● **YOUR GOAL**
Every line that contains the word "darbu" should be copied out.

● **LISTING**
>> Begin

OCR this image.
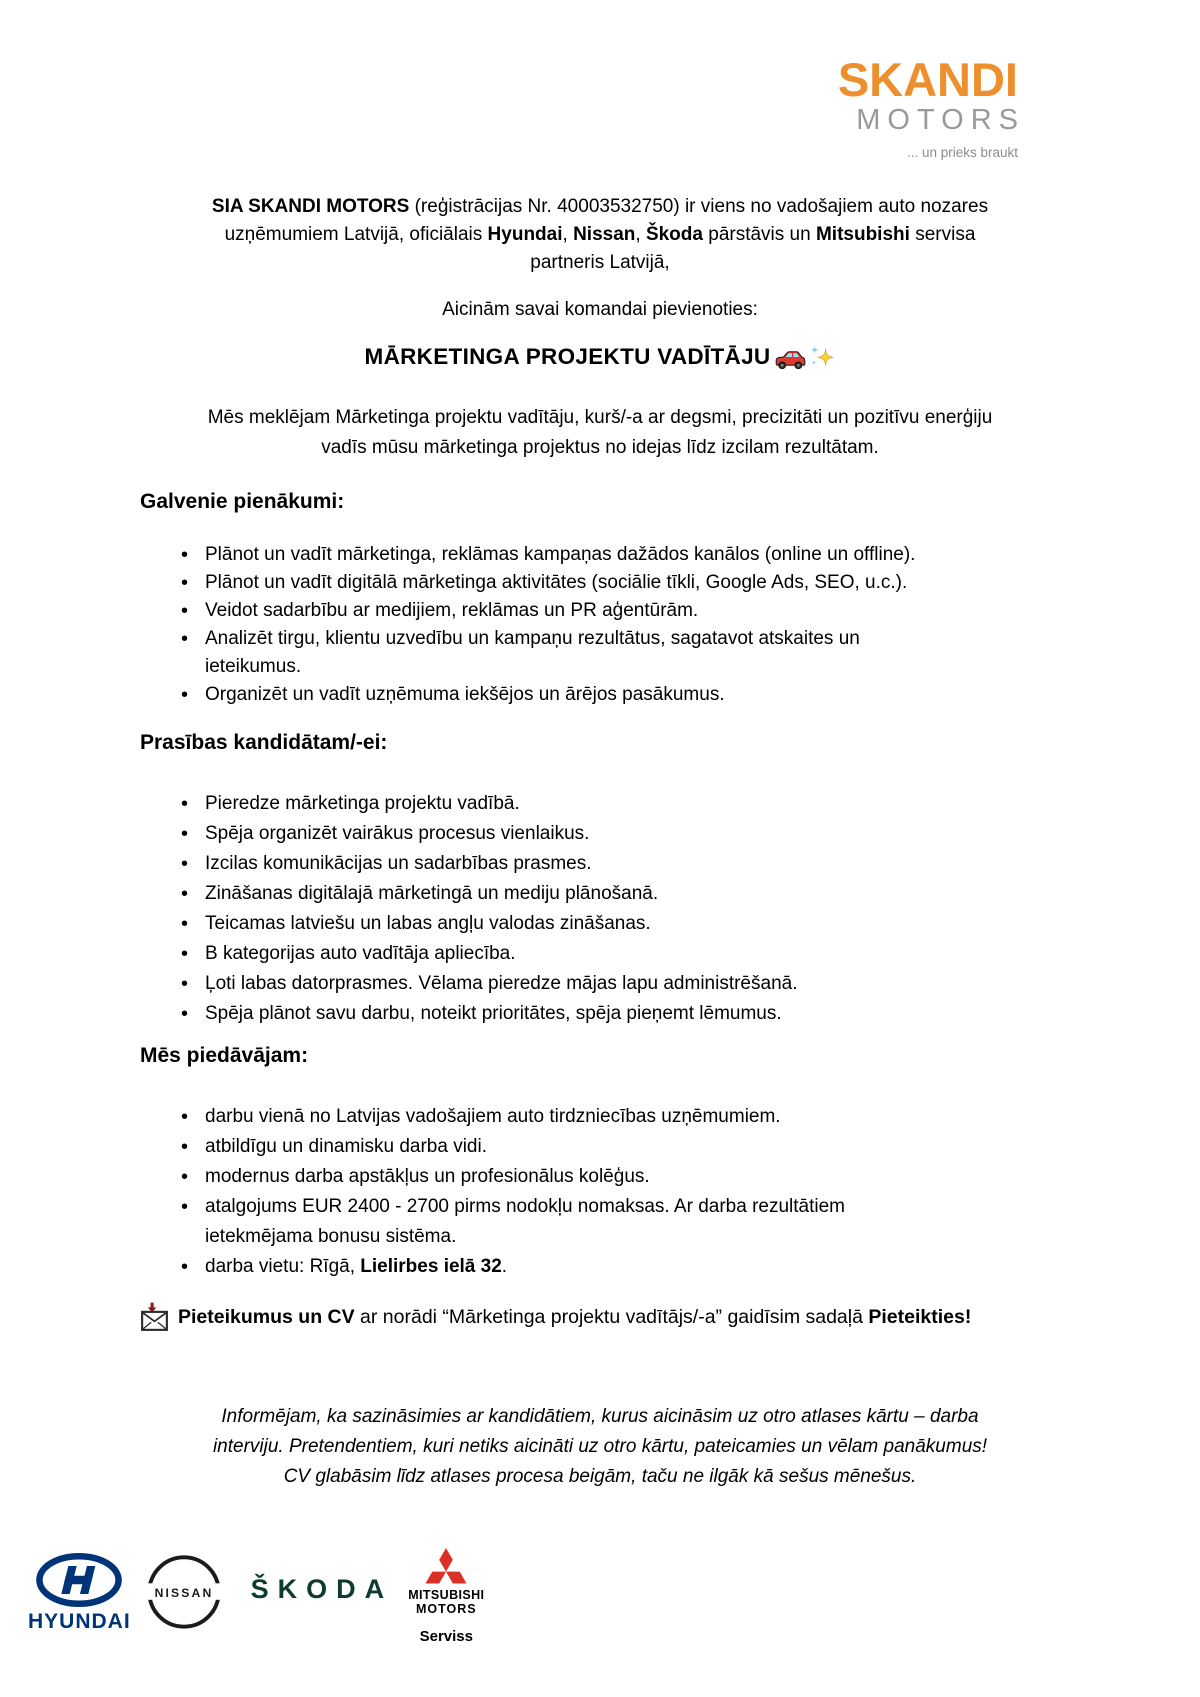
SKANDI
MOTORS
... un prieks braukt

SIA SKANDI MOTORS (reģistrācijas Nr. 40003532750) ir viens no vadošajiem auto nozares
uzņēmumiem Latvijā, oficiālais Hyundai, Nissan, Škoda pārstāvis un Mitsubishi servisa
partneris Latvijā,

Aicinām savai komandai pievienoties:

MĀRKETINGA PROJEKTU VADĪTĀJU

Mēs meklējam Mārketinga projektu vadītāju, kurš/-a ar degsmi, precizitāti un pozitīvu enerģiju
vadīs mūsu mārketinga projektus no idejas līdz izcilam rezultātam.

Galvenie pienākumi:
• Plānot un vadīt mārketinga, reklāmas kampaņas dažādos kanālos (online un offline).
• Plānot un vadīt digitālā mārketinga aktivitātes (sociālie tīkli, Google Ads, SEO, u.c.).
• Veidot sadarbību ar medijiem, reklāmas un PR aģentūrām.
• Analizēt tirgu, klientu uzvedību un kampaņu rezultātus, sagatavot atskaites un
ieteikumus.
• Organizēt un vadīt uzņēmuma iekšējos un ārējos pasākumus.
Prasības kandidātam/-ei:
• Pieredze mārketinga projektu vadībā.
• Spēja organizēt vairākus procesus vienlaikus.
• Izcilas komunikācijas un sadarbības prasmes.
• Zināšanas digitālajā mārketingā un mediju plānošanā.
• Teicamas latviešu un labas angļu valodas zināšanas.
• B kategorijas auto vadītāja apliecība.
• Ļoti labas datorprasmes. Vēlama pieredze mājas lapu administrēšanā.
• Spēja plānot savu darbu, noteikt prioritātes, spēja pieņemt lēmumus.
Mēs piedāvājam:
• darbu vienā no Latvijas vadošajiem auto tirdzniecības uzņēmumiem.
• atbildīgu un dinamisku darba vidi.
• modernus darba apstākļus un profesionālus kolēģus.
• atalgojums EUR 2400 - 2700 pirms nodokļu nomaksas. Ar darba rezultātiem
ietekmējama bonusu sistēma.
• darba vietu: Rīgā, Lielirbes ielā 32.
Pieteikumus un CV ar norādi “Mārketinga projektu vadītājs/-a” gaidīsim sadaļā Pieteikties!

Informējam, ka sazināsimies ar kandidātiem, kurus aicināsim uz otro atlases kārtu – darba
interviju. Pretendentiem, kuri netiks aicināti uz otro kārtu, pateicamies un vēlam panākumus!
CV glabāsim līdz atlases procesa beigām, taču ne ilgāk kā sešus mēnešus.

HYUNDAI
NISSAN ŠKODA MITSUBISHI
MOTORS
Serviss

>> End
>> Begin

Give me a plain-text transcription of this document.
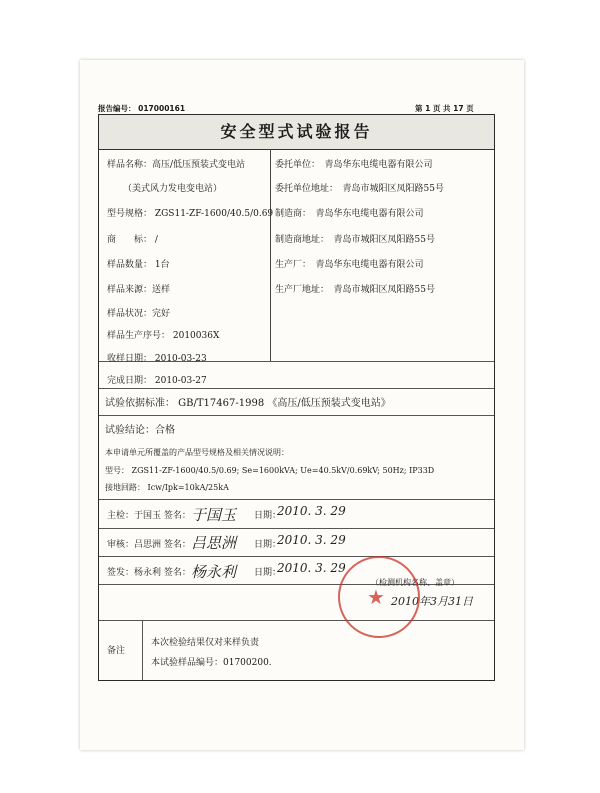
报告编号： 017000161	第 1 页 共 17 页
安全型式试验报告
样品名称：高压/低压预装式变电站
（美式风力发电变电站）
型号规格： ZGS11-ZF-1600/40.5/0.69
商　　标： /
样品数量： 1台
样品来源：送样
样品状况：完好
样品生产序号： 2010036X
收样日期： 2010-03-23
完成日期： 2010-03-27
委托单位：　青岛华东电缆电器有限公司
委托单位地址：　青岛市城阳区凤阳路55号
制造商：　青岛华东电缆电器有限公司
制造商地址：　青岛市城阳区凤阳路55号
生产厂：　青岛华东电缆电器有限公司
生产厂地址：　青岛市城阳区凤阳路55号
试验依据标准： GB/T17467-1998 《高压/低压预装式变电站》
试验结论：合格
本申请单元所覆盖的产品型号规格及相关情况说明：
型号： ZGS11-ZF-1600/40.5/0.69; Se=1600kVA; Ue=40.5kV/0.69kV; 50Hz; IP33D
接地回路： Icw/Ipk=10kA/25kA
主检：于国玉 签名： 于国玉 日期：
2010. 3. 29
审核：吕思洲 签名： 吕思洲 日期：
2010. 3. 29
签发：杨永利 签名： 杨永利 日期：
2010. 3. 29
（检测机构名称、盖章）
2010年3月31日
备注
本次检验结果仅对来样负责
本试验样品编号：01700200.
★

>> End

● **COMPLETE ANSWER**
• Spēja plānot savu darbu, noteikt prioritātes, spēja pieņemt lēmumus.
• darbu vienā no Latvijas vadošajiem auto tirdzniecības uzņēmumiem.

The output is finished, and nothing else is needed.